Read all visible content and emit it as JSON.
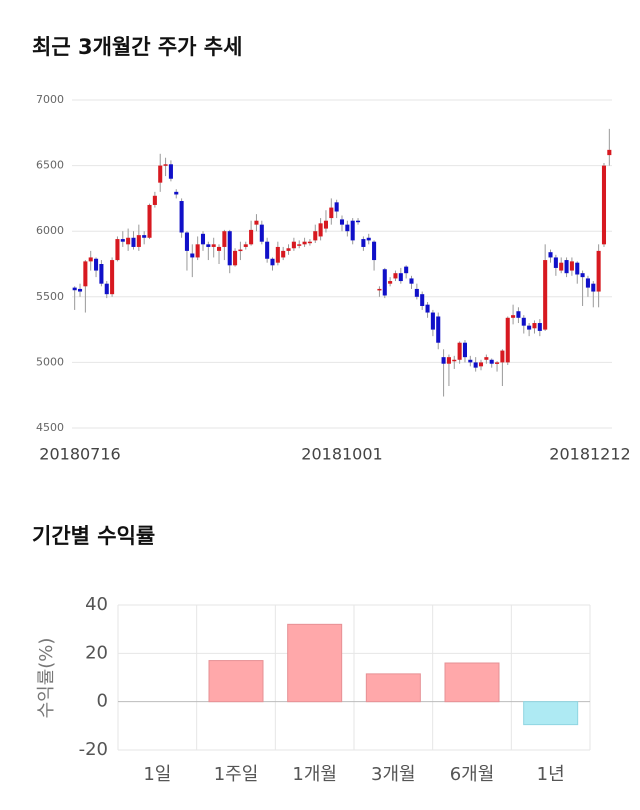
{
  "chart_data": [
    {
      "type": "candlestick",
      "title": "최근 3개월간 주가 추세",
      "categories": [
        "20180716",
        null,
        null,
        null,
        null,
        null,
        null,
        null,
        null,
        null,
        null,
        null,
        null,
        null,
        null,
        null,
        null,
        null,
        null,
        null,
        null,
        null,
        null,
        null,
        null,
        null,
        null,
        null,
        null,
        null,
        null,
        null,
        null,
        null,
        null,
        null,
        null,
        null,
        null,
        null,
        null,
        null,
        null,
        null,
        null,
        null,
        null,
        null,
        null,
        null,
        "20181001",
        null,
        null,
        null,
        null,
        null,
        null,
        null,
        null,
        null,
        null,
        null,
        null,
        null,
        null,
        null,
        null,
        null,
        null,
        null,
        null,
        null,
        null,
        null,
        null,
        null,
        null,
        null,
        null,
        null,
        null,
        null,
        null,
        null,
        null,
        null,
        null,
        null,
        null,
        null,
        null,
        null,
        null,
        null,
        null,
        null,
        null,
        null,
        null,
        null,
        "20181212"
      ],
      "open": [
        5570,
        5560,
        5580,
        5770,
        5790,
        5750,
        5600,
        5520,
        5780,
        5940,
        5900,
        5950,
        5880,
        5970,
        5950,
        6200,
        6370,
        6500,
        6510,
        6300,
        6230,
        5990,
        5830,
        5800,
        5980,
        5900,
        5880,
        5850,
        5880,
        6000,
        5740,
        5850,
        5880,
        5900,
        6050,
        6050,
        5920,
        5790,
        5760,
        5800,
        5850,
        5870,
        5900,
        5900,
        5920,
        5930,
        5960,
        6020,
        6100,
        6220,
        6090,
        6050,
        6080,
        6080,
        5940,
        5950,
        5920,
        5560,
        5710,
        5600,
        5640,
        5680,
        5730,
        5640,
        5560,
        5520,
        5440,
        5380,
        5350,
        5040,
        4990,
        5020,
        5020,
        5150,
        5020,
        5000,
        4970,
        5020,
        5020,
        4990,
        5000,
        5000,
        5340,
        5390,
        5340,
        5280,
        5260,
        5300,
        5250,
        5840,
        5800,
        5700,
        5780,
        5700,
        5760,
        5680,
        5640,
        5600,
        5540,
        5900,
        6580
      ],
      "close": [
        5550,
        5540,
        5770,
        5800,
        5700,
        5600,
        5520,
        5780,
        5940,
        5920,
        5950,
        5880,
        5970,
        5950,
        6200,
        6270,
        6500,
        6510,
        6400,
        6280,
        5990,
        5850,
        5800,
        5900,
        5900,
        5880,
        5900,
        5880,
        6000,
        5740,
        5850,
        5860,
        5900,
        6010,
        6080,
        5920,
        5790,
        5740,
        5880,
        5850,
        5870,
        5920,
        5900,
        5920,
        5920,
        6000,
        6060,
        6080,
        6180,
        6150,
        6050,
        6000,
        5930,
        6070,
        5880,
        5930,
        5780,
        5560,
        5510,
        5620,
        5680,
        5620,
        5680,
        5600,
        5500,
        5430,
        5380,
        5250,
        5150,
        4990,
        5040,
        5020,
        5150,
        5040,
        5000,
        4960,
        5000,
        5040,
        4990,
        5000,
        5090,
        5340,
        5360,
        5340,
        5280,
        5250,
        5300,
        5240,
        5780,
        5800,
        5720,
        5760,
        5680,
        5770,
        5670,
        5650,
        5570,
        5540,
        5850,
        6500,
        6620
      ],
      "high": [
        5580,
        5600,
        5780,
        5850,
        5800,
        5780,
        5620,
        5800,
        5960,
        6000,
        6020,
        6000,
        6050,
        6000,
        6210,
        6300,
        6590,
        6560,
        6540,
        6320,
        6250,
        6000,
        5900,
        5960,
        6000,
        5920,
        5950,
        5900,
        6010,
        6010,
        5870,
        5920,
        5920,
        6080,
        6130,
        6080,
        5950,
        5800,
        5920,
        5880,
        5900,
        5950,
        5930,
        5950,
        5940,
        6050,
        6100,
        6160,
        6250,
        6240,
        6120,
        6080,
        6100,
        6100,
        5960,
        5980,
        5930,
        5580,
        5720,
        5650,
        5700,
        5720,
        5740,
        5660,
        5600,
        5540,
        5460,
        5400,
        5380,
        5100,
        5060,
        5050,
        5160,
        5170,
        5050,
        5040,
        5020,
        5060,
        5030,
        5010,
        5100,
        5350,
        5440,
        5420,
        5360,
        5300,
        5320,
        5330,
        5900,
        5860,
        5820,
        5800,
        5800,
        5800,
        5770,
        5700,
        5660,
        5620,
        5900,
        6520,
        6780
      ],
      "low": [
        5400,
        5500,
        5380,
        5700,
        5650,
        5580,
        5490,
        5500,
        5770,
        5880,
        5850,
        5860,
        5850,
        5900,
        5940,
        6180,
        6300,
        6420,
        6380,
        6250,
        5950,
        5700,
        5650,
        5780,
        5850,
        5780,
        5800,
        5750,
        5780,
        5680,
        5730,
        5780,
        5860,
        5890,
        6000,
        5900,
        5760,
        5700,
        5740,
        5780,
        5820,
        5850,
        5870,
        5880,
        5890,
        5910,
        5930,
        5990,
        6050,
        6100,
        6000,
        5960,
        5900,
        6050,
        5850,
        5900,
        5700,
        5500,
        5490,
        5580,
        5620,
        5600,
        5640,
        5560,
        5480,
        5400,
        5340,
        5200,
        5100,
        4740,
        4820,
        4950,
        4990,
        5000,
        4970,
        4930,
        4940,
        4990,
        4960,
        4930,
        4820,
        4980,
        5290,
        5300,
        5220,
        5200,
        5220,
        5200,
        5240,
        5760,
        5660,
        5680,
        5650,
        5660,
        5600,
        5430,
        5500,
        5420,
        5420,
        5880,
        6500
      ],
      "up_color": "#d71920",
      "down_color": "#1010c8",
      "ylim": [
        4500,
        7000
      ],
      "yticks": [
        4500,
        5000,
        5500,
        6000,
        6500,
        7000
      ],
      "grid": true
    },
    {
      "type": "bar",
      "title": "기간별 수익률",
      "ylabel": "수익률(%)",
      "categories": [
        "1일",
        "1주일",
        "1개월",
        "3개월",
        "6개월",
        "1년"
      ],
      "values": [
        0,
        17,
        32,
        11.5,
        16,
        -9.5
      ],
      "color": "#ffa8aa",
      "negative_color": "#aeeaf3",
      "ylim": [
        -20,
        40
      ],
      "yticks": [
        -20,
        0,
        20,
        40
      ],
      "grid": true
    }
  ]
}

----

▶ _Task prompt_:
Produce an exact copy of each line of data, skipping embedded images.

▶ _The answer_:
Read all visible content and emit it as JSON.
{
  "chart_data": [
    {
      "type": "candlestick",
      "title": "최근 3개월간 주가 추세",
      "categories": [
        "20180716",
        null,
        null,
        null,
        null,
        null,
        null,
        null,
        null,
        null,
        null,
        null,
        null,
        null,
        null,
        null,
        null,
        null,
        null,
        null,
        null,
        null,
        null,
        null,
        null,
        null,
        null,
        null,
        null,
        null,
        null,
        null,
        null,
        null,
        null,
        null,
        null,
        null,
        null,
        null,
        null,
        null,
        null,
        null,
        null,
        null,
        null,
        null,
        null,
        null,
        "20181001",
        null,
        null,
        null,
        null,
        null,
        null,
        null,
        null,
        null,
        null,
        null,
        null,
        null,
        null,
        null,
        null,
        null,
        null,
        null,
        null,
        null,
        null,
        null,
        null,
        null,
        null,
        null,
        null,
        null,
        null,
        null,
        null,
        null,
        null,
        null,
        null,
        null,
        null,
        null,
        null,
        null,
        null,
        null,
        null,
        null,
        null,
        null,
        null,
        null,
        "20181212"
      ],
      "open": [
        5570,
        5560,
        5580,
        5770,
        5790,
        5750,
        5600,
        5520,
        5780,
        5940,
        5900,
        5950,
        5880,
        5970,
        5950,
        6200,
        6370,
        6500,
        6510,
        6300,
        6230,
        5990,
        5830,
        5800,
        5980,
        5900,
        5880,
        5850,
        5880,
        6000,
        5740,
        5850,
        5880,
        5900,
        6050,
        6050,
        5920,
        5790,
        5760,
        5800,
        5850,
        5870,
        5900,
        5900,
        5920,
        5930,
        5960,
        6020,
        6100,
        6220,
        6090,
        6050,
        6080,
        6080,
        5940,
        5950,
        5920,
        5560,
        5710,
        5600,
        5640,
        5680,
        5730,
        5640,
        5560,
        5520,
        5440,
        5380,
        5350,
        5040,
        4990,
        5020,
        5020,
        5150,
        5020,
        5000,
        4970,
        5020,
        5020,
        4990,
        5000,
        5000,
        5340,
        5390,
        5340,
        5280,
        5260,
        5300,
        5250,
        5840,
        5800,
        5700,
        5780,
        5700,
        5760,
        5680,
        5640,
        5600,
        5540,
        5900,
        6580
      ],
      "close": [
        5550,
        5540,
        5770,
        5800,
        5700,
        5600,
        5520,
        5780,
        5940,
        5920,
        5950,
        5880,
        5970,
        5950,
        6200,
        6270,
        6500,
        6510,
        6400,
        6280,
        5990,
        5850,
        5800,
        5900,
        5900,
        5880,
        5900,
        5880,
        6000,
        5740,
        5850,
        5860,
        5900,
        6010,
        6080,
        5920,
        5790,
        5740,
        5880,
        5850,
        5870,
        5920,
        5900,
        5920,
        5920,
        6000,
        6060,
        6080,
        6180,
        6150,
        6050,
        6000,
        5930,
        6070,
        5880,
        5930,
        5780,
        5560,
        5510,
        5620,
        5680,
        5620,
        5680,
        5600,
        5500,
        5430,
        5380,
        5250,
        5150,
        4990,
        5040,
        5020,
        5150,
        5040,
        5000,
        4960,
        5000,
        5040,
        4990,
        5000,
        5090,
        5340,
        5360,
        5340,
        5280,
        5250,
        5300,
        5240,
        5780,
        5800,
        5720,
        5760,
        5680,
        5770,
        5670,
        5650,
        5570,
        5540,
        5850,
        6500,
        6620
      ],
      "high": [
        5580,
        5600,
        5780,
        5850,
        5800,
        5780,
        5620,
        5800,
        5960,
        6000,
        6020,
        6000,
        6050,
        6000,
        6210,
        6300,
        6590,
        6560,
        6540,
        6320,
        6250,
        6000,
        5900,
        5960,
        6000,
        5920,
        5950,
        5900,
        6010,
        6010,
        5870,
        5920,
        5920,
        6080,
        6130,
        6080,
        5950,
        5800,
        5920,
        5880,
        5900,
        5950,
        5930,
        5950,
        5940,
        6050,
        6100,
        6160,
        6250,
        6240,
        6120,
        6080,
        6100,
        6100,
        5960,
        5980,
        5930,
        5580,
        5720,
        5650,
        5700,
        5720,
        5740,
        5660,
        5600,
        5540,
        5460,
        5400,
        5380,
        5100,
        5060,
        5050,
        5160,
        5170,
        5050,
        5040,
        5020,
        5060,
        5030,
        5010,
        5100,
        5350,
        5440,
        5420,
        5360,
        5300,
        5320,
        5330,
        5900,
        5860,
        5820,
        5800,
        5800,
        5800,
        5770,
        5700,
        5660,
        5620,
        5900,
        6520,
        6780
      ],
      "low": [
        5400,
        5500,
        5380,
        5700,
        5650,
        5580,
        5490,
        5500,
        5770,
        5880,
        5850,
        5860,
        5850,
        5900,
        5940,
        6180,
        6300,
        6420,
        6380,
        6250,
        5950,
        5700,
        5650,
        5780,
        5850,
        5780,
        5800,
        5750,
        5780,
        5680,
        5730,
        5780,
        5860,
        5890,
        6000,
        5900,
        5760,
        5700,
        5740,
        5780,
        5820,
        5850,
        5870,
        5880,
        5890,
        5910,
        5930,
        5990,
        6050,
        6100,
        6000,
        5960,
        5900,
        6050,
        5850,
        5900,
        5700,
        5500,
        5490,
        5580,
        5620,
        5600,
        5640,
        5560,
        5480,
        5400,
        5340,
        5200,
        5100,
        4740,
        4820,
        4950,
        4990,
        5000,
        4970,
        4930,
        4940,
        4990,
        4960,
        4930,
        4820,
        4980,
        5290,
        5300,
        5220,
        5200,
        5220,
        5200,
        5240,
        5760,
        5660,
        5680,
        5650,
        5660,
        5600,
        5430,
        5500,
        5420,
        5420,
        5880,
        6500
      ],
      "up_color": "#d71920",
      "down_color": "#1010c8",
      "ylim": [
        4500,
        7000
      ],
      "yticks": [
        4500,
        5000,
        5500,
        6000,
        6500,
        7000
      ],
      "grid": true
    },
    {
      "type": "bar",
      "title": "기간별 수익률",
      "ylabel": "수익률(%)",
      "categories": [
        "1일",
        "1주일",
        "1개월",
        "3개월",
        "6개월",
        "1년"
      ],
      "values": [
        0,
        17,
        32,
        11.5,
        16,
        -9.5
      ],
      "color": "#ffa8aa",
      "negative_color": "#aeeaf3",
      "ylim": [
        -20,
        40
      ],
      "yticks": [
        -20,
        0,
        20,
        40
      ],
      "grid": true
    }
  ]
}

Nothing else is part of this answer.